Record list |
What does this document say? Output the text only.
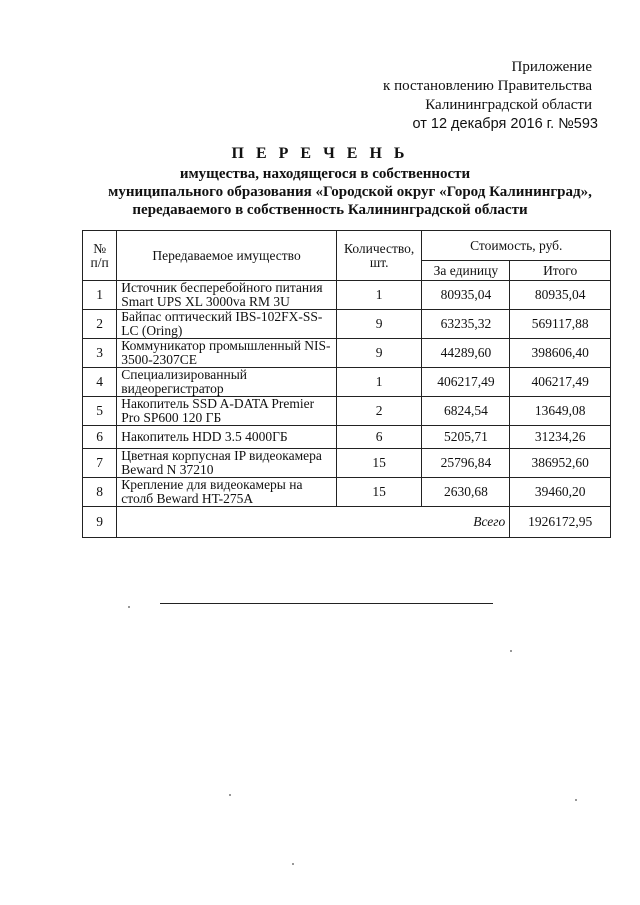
Приложение
к постановлению Правительства
Калининградской области
от 12 декабря 2016 г. №593
П Е Р Е Ч Е Н Ь
имущества, находящегося в собственности
муниципального образования «Городской округ «Город Калининград»,
передаваемого в собственность Калининградской области
№ п/п	Передаваемое имущество	Количество, шт.	Стоимость, руб.	
			За единицу	Итого
1	Источник бесперебойного питания Smart UPS XL 3000va RM 3U	1	80935,04	80935,04
2	Байпас оптический IBS-102FX-SS-LC (Oring)	9	63235,32	569117,88
3	Коммуникатор промышленный NIS-3500-2307CE	9	44289,60	398606,40
4	Специализированный видеорегистратор	1	406217,49	406217,49
5	Накопитель SSD A-DATA Premier Pro SP600 120 ГБ	2	6824,54	13649,08
6	Накопитель HDD 3.5 4000ГБ	6	5205,71	31234,26
7	Цветная корпусная IP видеокамера Beward N 37210	15	25796,84	386952,60
8	Крепление для видеокамеры на столб Beward HT-275A	15	2630,68	39460,20
9	Всего			1926172,95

Task objective | Reproduce the whole listing above word for word, but not its pictures.

Response to the task |
What does this document say? Output the text only.
Приложение
к постановлению Правительства
Калининградской области
от 12 декабря 2016 г. №593
П Е Р Е Ч Е Н Ь
имущества, находящегося в собственности
муниципального образования «Городской округ «Город Калининград»,
передаваемого в собственность Калининградской области
№ п/п	Передаваемое имущество	Количество, шт.	Стоимость, руб.	
			За единицу	Итого
1	Источник бесперебойного питания Smart UPS XL 3000va RM 3U	1	80935,04	80935,04
2	Байпас оптический IBS-102FX-SS-LC (Oring)	9	63235,32	569117,88
3	Коммуникатор промышленный NIS-3500-2307CE	9	44289,60	398606,40
4	Специализированный видеорегистратор	1	406217,49	406217,49
5	Накопитель SSD A-DATA Premier Pro SP600 120 ГБ	2	6824,54	13649,08
6	Накопитель HDD 3.5 4000ГБ	6	5205,71	31234,26
7	Цветная корпусная IP видеокамера Beward N 37210	15	25796,84	386952,60
8	Крепление для видеокамеры на столб Beward HT-275A	15	2630,68	39460,20
9	Всего			1926172,95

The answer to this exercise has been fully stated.